» **Task to carry out**
Below is a block of records: output all of them exactly and leave out the pictures.

» **Material provided**
------------------------------------

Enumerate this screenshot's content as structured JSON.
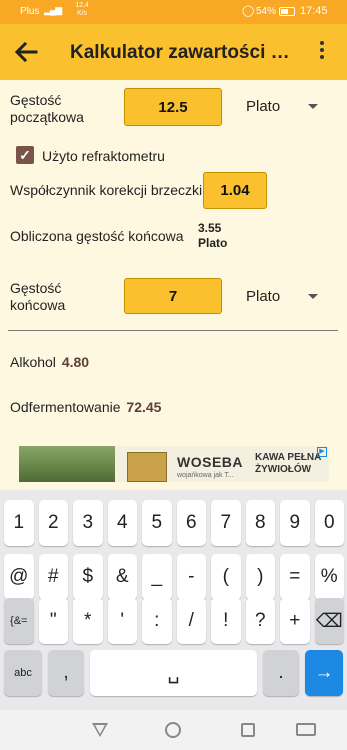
{
  "status_bar": {
    "carrier": "Plus",
    "signal_icons": "▂▄▆",
    "speed_value": "12,4",
    "speed_unit": "K/s",
    "battery": "54%",
    "time": "17:45"
  },
  "toolbar": {
    "title": "Kalkulator zawartości alkoholu"
  },
  "form": {
    "initial_gravity_label": "Gęstość początkowa",
    "initial_gravity_value": "12.5",
    "initial_gravity_unit": "Plato",
    "refractometer_label": "Użyto refraktometru",
    "refractometer_checked": true,
    "wort_correction_label": "Współczynnik korekcji brzeczki",
    "wort_correction_value": "1.04",
    "calculated_fg_label": "Obliczona gęstość końcowa",
    "calculated_fg_value": "3.55",
    "calculated_fg_unit": "Plato",
    "final_gravity_label": "Gęstość końcowa",
    "final_gravity_value": "7",
    "final_gravity_unit": "Plato",
    "alcohol_label": "Alkohol",
    "alcohol_value": "4.80",
    "attenuation_label": "Odfermentowanie",
    "attenuation_value": "72.45"
  },
  "ad": {
    "brand": "WOSEBA",
    "subtext": "wojańkowa jak T...",
    "slogan_line1": "KAWA PEŁNA",
    "slogan_line2": "ŻYWIOŁÓW"
  },
  "keyboard": {
    "row1": [
      "1",
      "2",
      "3",
      "4",
      "5",
      "6",
      "7",
      "8",
      "9",
      "0"
    ],
    "row2": [
      "@",
      "#",
      "$",
      "&",
      "_",
      "-",
      "(",
      ")",
      "=",
      "%"
    ],
    "row3": [
      "{&=",
      "\"",
      "*",
      "'",
      ":",
      "/",
      "!",
      "?",
      "+"
    ],
    "row4_left": "abc",
    "row4_comma": ",",
    "row4_space": "␣",
    "row4_period": ".",
    "backspace": "⌫",
    "enter": "→"
  },
  "colors": {
    "toolbar": "#fbc02d",
    "status_bar": "#f9a825",
    "background": "#fff8e1",
    "field": "#fbc02d",
    "value_text": "#5d4037",
    "enter_key": "#1e88e5"
  }
}
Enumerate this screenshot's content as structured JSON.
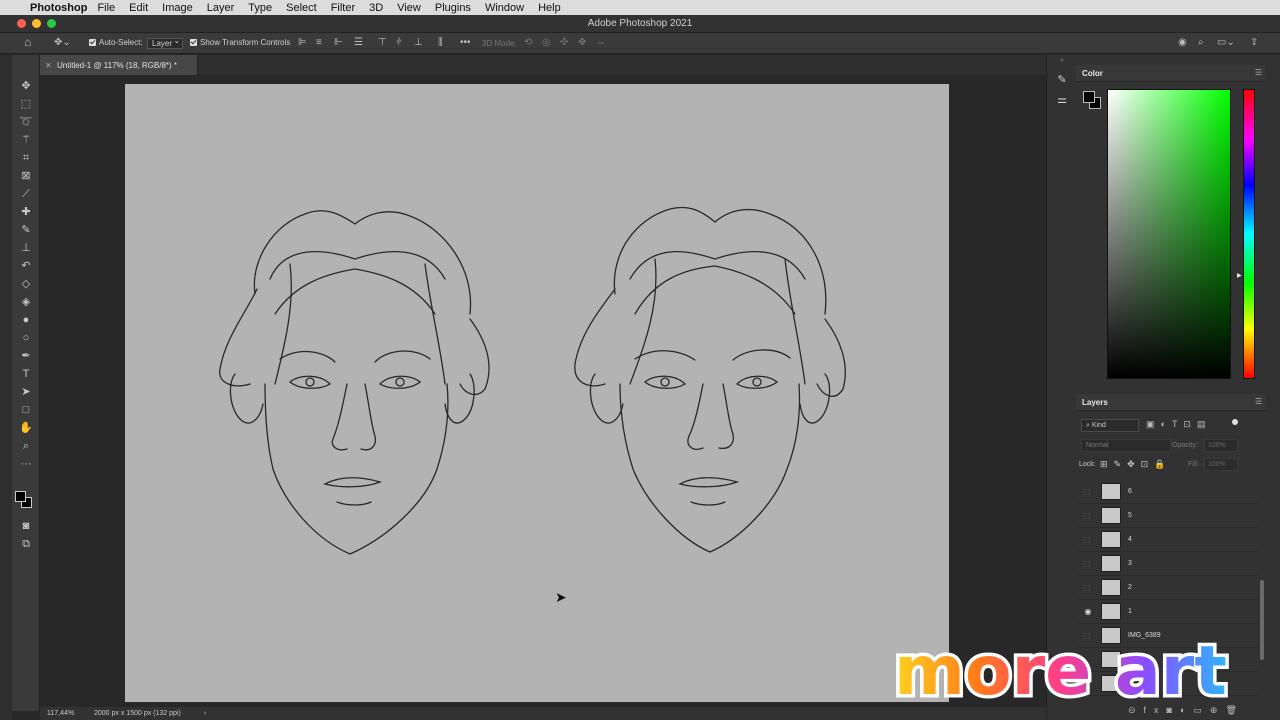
{
  "menubar": {
    "app_name": "Photoshop",
    "items": [
      "File",
      "Edit",
      "Image",
      "Layer",
      "Type",
      "Select",
      "Filter",
      "3D",
      "View",
      "Plugins",
      "Window",
      "Help"
    ]
  },
  "window": {
    "title": "Adobe Photoshop 2021"
  },
  "options": {
    "auto_select_label": "Auto-Select:",
    "auto_select_value": "Layer",
    "transform_controls_label": "Show Transform Controls",
    "mode_3d_label": "3D Mode:"
  },
  "document": {
    "tab_title": "Untitled-1 @ 117% (18, RGB/8*) *"
  },
  "status": {
    "zoom": "117,44%",
    "doc_info": "2000 px x 1500 px (132 ppi)",
    "arrow": "›"
  },
  "color_panel": {
    "title": "Color",
    "foreground": "#000000",
    "background": "#000000"
  },
  "layers_panel": {
    "title": "Layers",
    "filter_label": "Kind",
    "blend_mode": "Normal",
    "opacity_label": "Opacity:",
    "opacity_value": "100%",
    "lock_label": "Lock:",
    "fill_label": "Fill:",
    "fill_value": "100%",
    "layers": [
      {
        "name": "6",
        "visible": false
      },
      {
        "name": "5",
        "visible": false
      },
      {
        "name": "4",
        "visible": false
      },
      {
        "name": "3",
        "visible": false
      },
      {
        "name": "2",
        "visible": false
      },
      {
        "name": "1",
        "visible": true
      },
      {
        "name": "IMG_6389",
        "visible": false
      }
    ]
  },
  "watermark": {
    "text": "more art"
  },
  "colors": {
    "canvas": "#b3b3b3",
    "panel": "#323232",
    "accent_red": "#fe5f57",
    "accent_yellow": "#febc2e",
    "accent_green": "#28c840"
  },
  "icons": {
    "tools": [
      "move-icon",
      "marquee-icon",
      "lasso-icon",
      "magic-wand-icon",
      "crop-icon",
      "frame-icon",
      "eyedropper-icon",
      "healing-brush-icon",
      "brush-icon",
      "clone-stamp-icon",
      "history-brush-icon",
      "eraser-icon",
      "paint-bucket-icon",
      "blur-icon",
      "dodge-icon",
      "pen-icon",
      "type-icon",
      "path-selection-icon",
      "rectangle-icon",
      "hand-icon",
      "zoom-icon",
      "more-tools-icon"
    ]
  }
}
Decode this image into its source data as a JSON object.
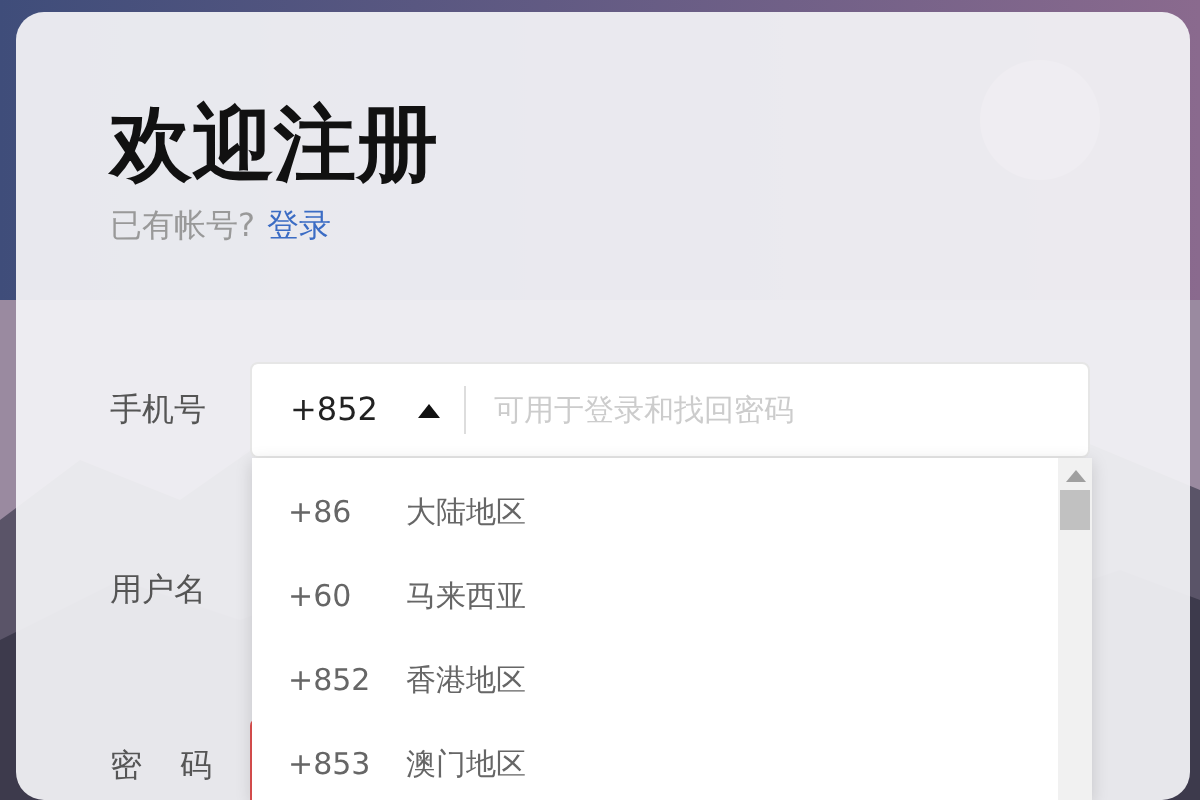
{
  "title": "欢迎注册",
  "login_prompt": {
    "text": "已有帐号?",
    "link": "登录"
  },
  "phone": {
    "label": "手机号",
    "country_code": "+852",
    "dropdown_expanded": true,
    "placeholder": "可用于登录和找回密码"
  },
  "username": {
    "label": "用户名"
  },
  "password": {
    "label": "密 码",
    "invalid": true
  },
  "country_options": [
    {
      "code": "+86",
      "region": "大陆地区"
    },
    {
      "code": "+60",
      "region": "马来西亚"
    },
    {
      "code": "+852",
      "region": "香港地区"
    },
    {
      "code": "+853",
      "region": "澳门地区"
    }
  ]
}
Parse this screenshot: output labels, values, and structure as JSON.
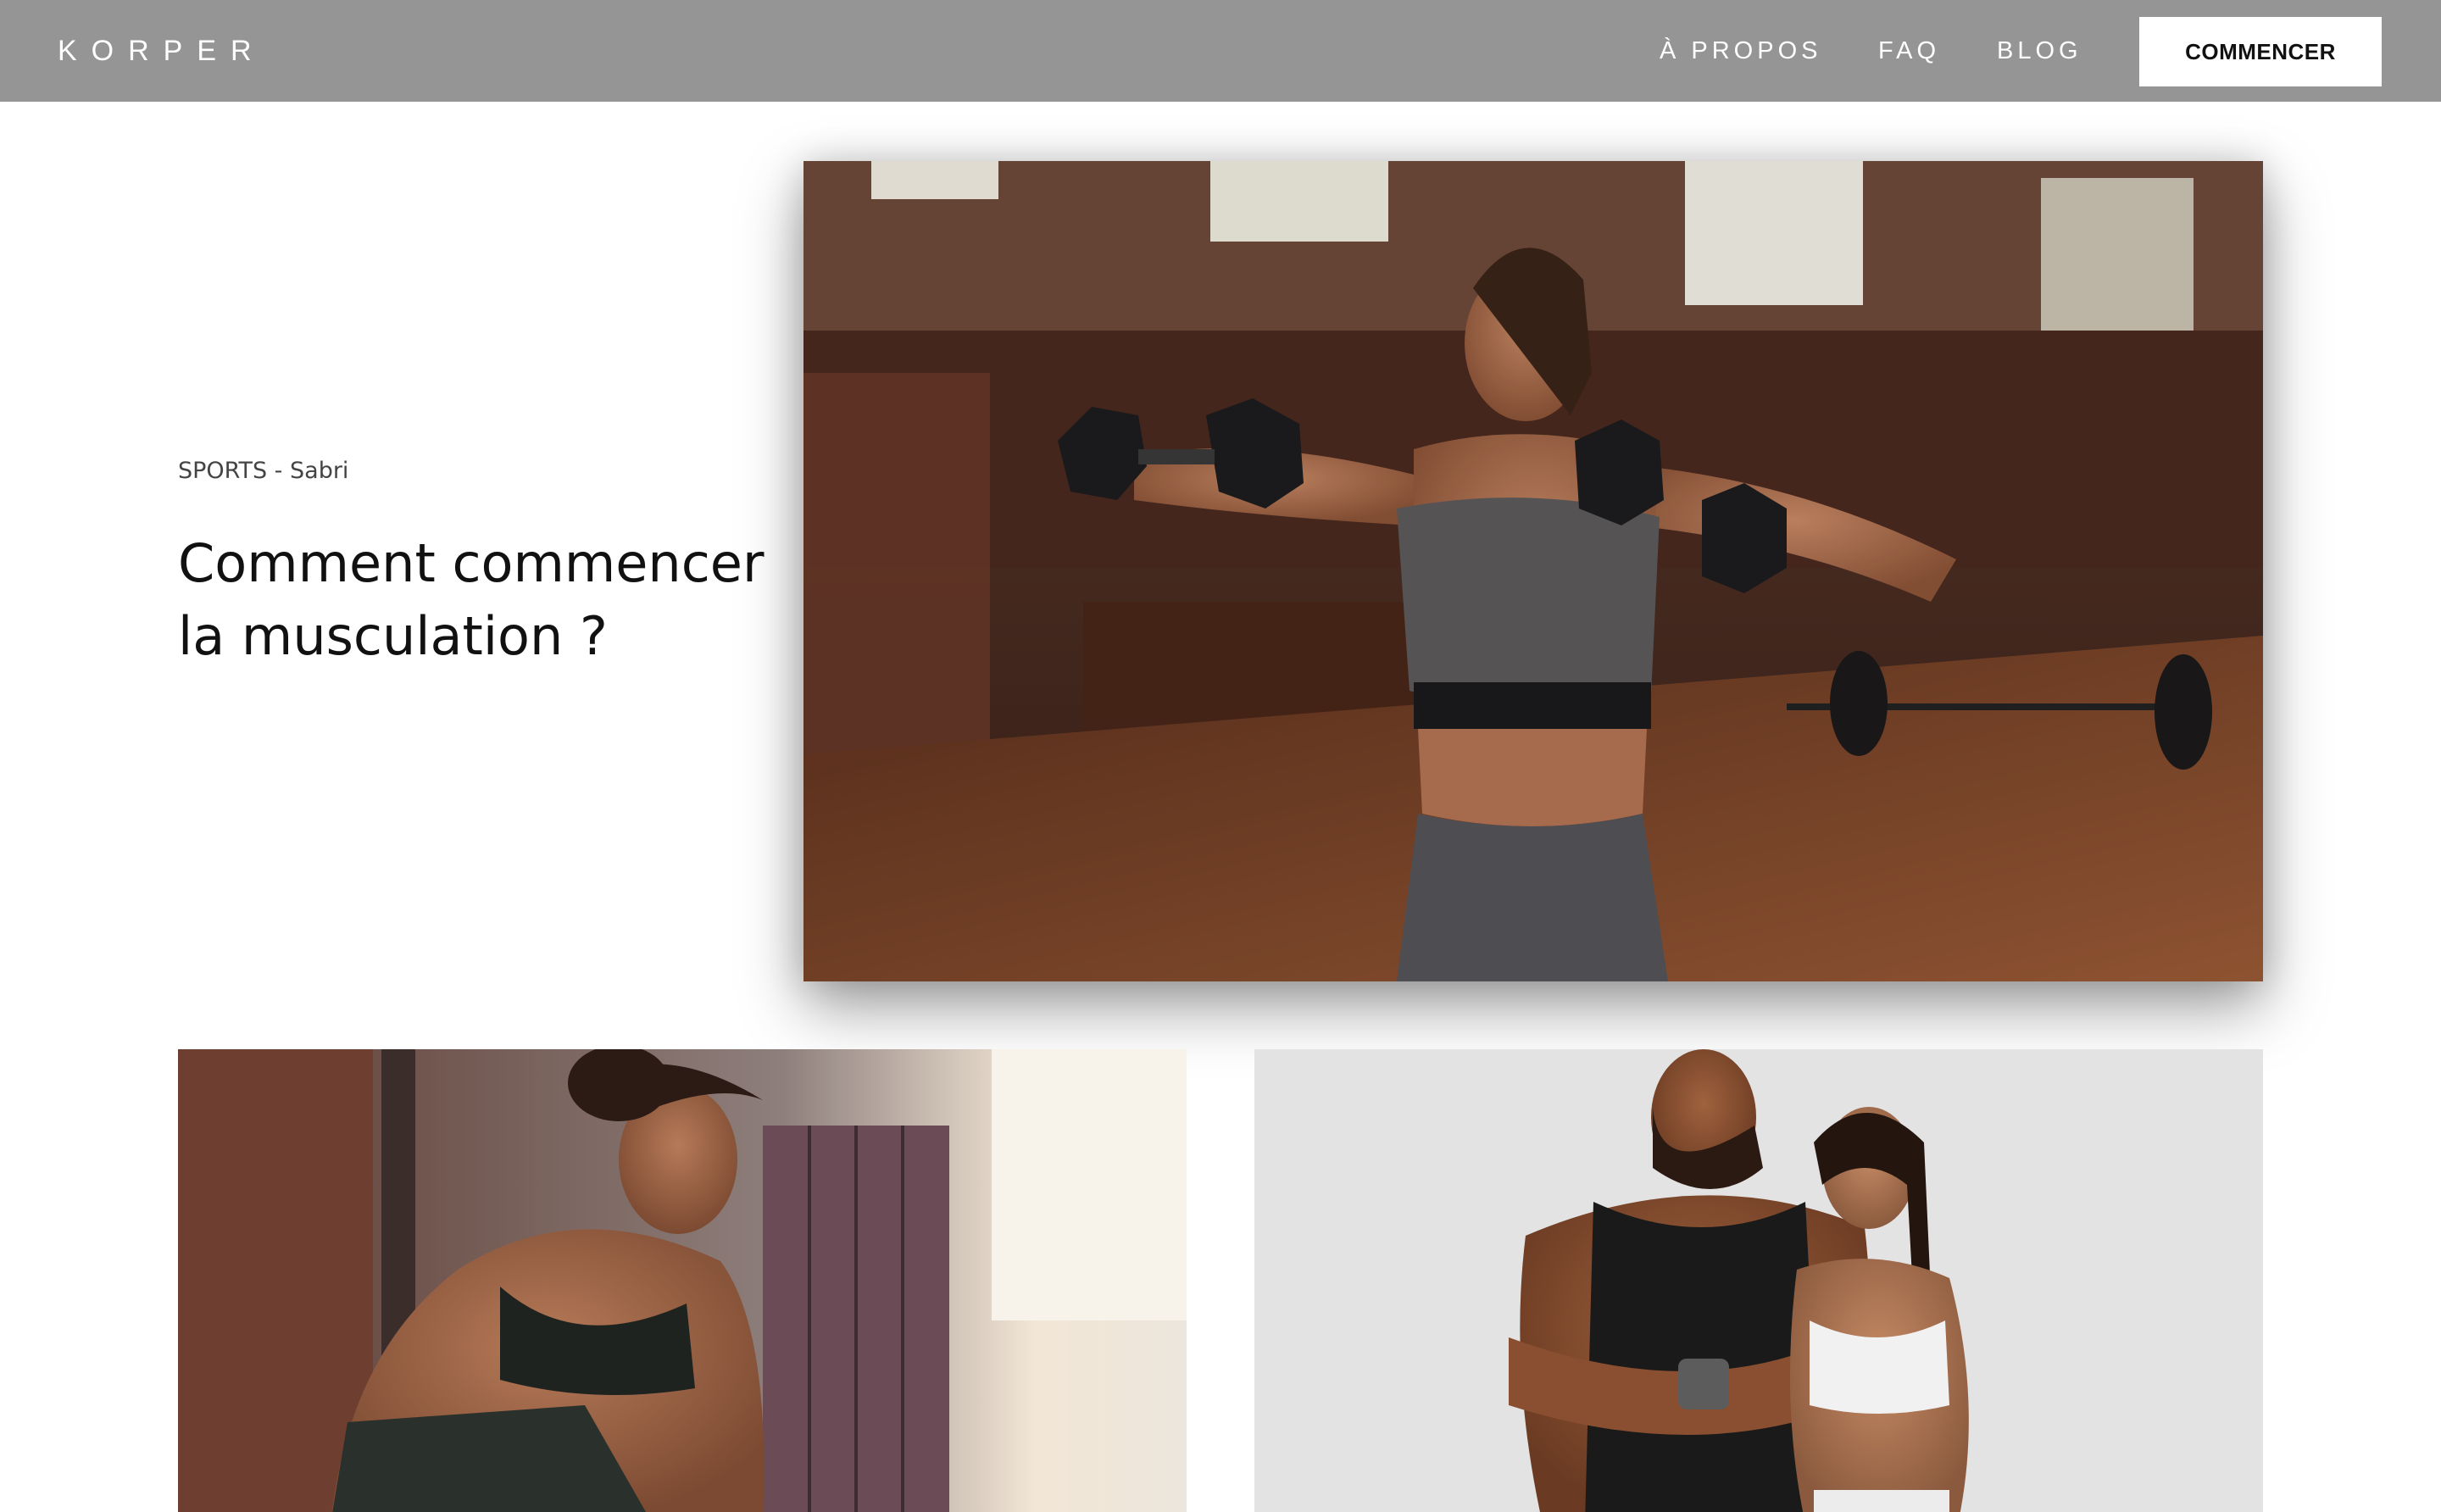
{
  "header": {
    "logo": "KORPER",
    "nav": [
      {
        "label": "À PROPOS"
      },
      {
        "label": "FAQ"
      },
      {
        "label": "BLOG"
      }
    ],
    "cta_label": "COMMENCER"
  },
  "featured": {
    "category": "SPORTS - Sabri",
    "title": "Comment commencer la musculation ?"
  },
  "colors": {
    "navbar_bg": "#959595",
    "page_bg": "#ffffff",
    "cta_bg": "#ffffff",
    "text_dark": "#111111"
  }
}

------------------------------------

» **The solution**
Enumerate this screenshot's content as structured JSON.
{
  "status_bar": {
    "carrier": "Plus",
    "signal_icons": "▂▄▆",
    "speed_value": "12,4",
    "speed_unit": "K/s",
    "battery": "54%",
    "time": "17:45"
  },
  "toolbar": {
    "title": "Kalkulator zawartości alkoholu"
  },
  "form": {
    "initial_gravity_label": "Gęstość początkowa",
    "initial_gravity_value": "12.5",
    "initial_gravity_unit": "Plato",
    "refractometer_label": "Użyto refraktometru",
    "refractometer_checked": true,
    "wort_correction_label": "Współczynnik korekcji brzeczki",
    "wort_correction_value": "1.04",
    "calculated_fg_label": "Obliczona gęstość końcowa",
    "calculated_fg_value": "3.55",
    "calculated_fg_unit": "Plato",
    "final_gravity_label": "Gęstość końcowa",
    "final_gravity_value": "7",
    "final_gravity_unit": "Plato",
    "alcohol_label": "Alkohol",
    "alcohol_value": "4.80",
    "attenuation_label": "Odfermentowanie",
    "attenuation_value": "72.45"
  },
  "ad": {
    "brand": "WOSEBA",
    "subtext": "wojańkowa jak T...",
    "slogan_line1": "KAWA PEŁNA",
    "slogan_line2": "ŻYWIOŁÓW"
  },
  "keyboard": {
    "row1": [
      "1",
      "2",
      "3",
      "4",
      "5",
      "6",
      "7",
      "8",
      "9",
      "0"
    ],
    "row2": [
      "@",
      "#",
      "$",
      "&",
      "_",
      "-",
      "(",
      ")",
      "=",
      "%"
    ],
    "row3": [
      "{&=",
      "\"",
      "*",
      "'",
      ":",
      "/",
      "!",
      "?",
      "+"
    ],
    "row4_left": "abc",
    "row4_comma": ",",
    "row4_space": "␣",
    "row4_period": ".",
    "backspace": "⌫",
    "enter": "→"
  },
  "colors": {
    "toolbar": "#fbc02d",
    "status_bar": "#f9a825",
    "background": "#fff8e1",
    "field": "#fbc02d",
    "value_text": "#5d4037",
    "enter_key": "#1e88e5"
  }
}
Enumerate this screenshot's content as structured JSON.
{
  "menubar": {
    "app_name": "Photoshop",
    "items": [
      "File",
      "Edit",
      "Image",
      "Layer",
      "Type",
      "Select",
      "Filter",
      "3D",
      "View",
      "Plugins",
      "Window",
      "Help"
    ]
  },
  "window": {
    "title": "Adobe Photoshop 2021"
  },
  "options": {
    "auto_select_label": "Auto-Select:",
    "auto_select_value": "Layer",
    "transform_controls_label": "Show Transform Controls",
    "mode_3d_label": "3D Mode:"
  },
  "document": {
    "tab_title": "Untitled-1 @ 117% (18, RGB/8*) *"
  },
  "status": {
    "zoom": "117,44%",
    "doc_info": "2000 px x 1500 px (132 ppi)",
    "arrow": "›"
  },
  "color_panel": {
    "title": "Color",
    "foreground": "#000000",
    "background": "#000000"
  },
  "layers_panel": {
    "title": "Layers",
    "filter_label": "Kind",
    "blend_mode": "Normal",
    "opacity_label": "Opacity:",
    "opacity_value": "100%",
    "lock_label": "Lock:",
    "fill_label": "Fill:",
    "fill_value": "100%",
    "layers": [
      {
        "name": "6",
        "visible": false
      },
      {
        "name": "5",
        "visible": false
      },
      {
        "name": "4",
        "visible": false
      },
      {
        "name": "3",
        "visible": false
      },
      {
        "name": "2",
        "visible": false
      },
      {
        "name": "1",
        "visible": true
      },
      {
        "name": "IMG_6389",
        "visible": false
      }
    ]
  },
  "watermark": {
    "text": "more art"
  },
  "colors": {
    "canvas": "#b3b3b3",
    "panel": "#323232",
    "accent_red": "#fe5f57",
    "accent_yellow": "#febc2e",
    "accent_green": "#28c840"
  },
  "icons": {
    "tools": [
      "move-icon",
      "marquee-icon",
      "lasso-icon",
      "magic-wand-icon",
      "crop-icon",
      "frame-icon",
      "eyedropper-icon",
      "healing-brush-icon",
      "brush-icon",
      "clone-stamp-icon",
      "history-brush-icon",
      "eraser-icon",
      "paint-bucket-icon",
      "blur-icon",
      "dodge-icon",
      "pen-icon",
      "type-icon",
      "path-selection-icon",
      "rectangle-icon",
      "hand-icon",
      "zoom-icon",
      "more-tools-icon"
    ]
  }
}
Decode this image into its source data as a JSON object.
{
  "title": "欢迎注册",
  "login_prompt": {
    "text": "已有帐号?",
    "link": "登录"
  },
  "phone": {
    "label": "手机号",
    "country_code": "+852",
    "dropdown_expanded": true,
    "placeholder": "可用于登录和找回密码"
  },
  "username": {
    "label": "用户名"
  },
  "password": {
    "label": "密 码",
    "invalid": true
  },
  "country_options": [
    {
      "code": "+86",
      "region": "大陆地区"
    },
    {
      "code": "+60",
      "region": "马来西亚"
    },
    {
      "code": "+852",
      "region": "香港地区"
    },
    {
      "code": "+853",
      "region": "澳门地区"
    }
  ]
}
Parse this screenshot: output labels, values, and structure as JSON.
{
  "header": {
    "logo": "KORPER",
    "nav": [
      {
        "label": "À PROPOS"
      },
      {
        "label": "FAQ"
      },
      {
        "label": "BLOG"
      }
    ],
    "cta_label": "COMMENCER"
  },
  "featured": {
    "category": "SPORTS - Sabri",
    "title": "Comment commencer la musculation ?"
  },
  "colors": {
    "navbar_bg": "#959595",
    "page_bg": "#ffffff",
    "cta_bg": "#ffffff",
    "text_dark": "#111111"
  }
}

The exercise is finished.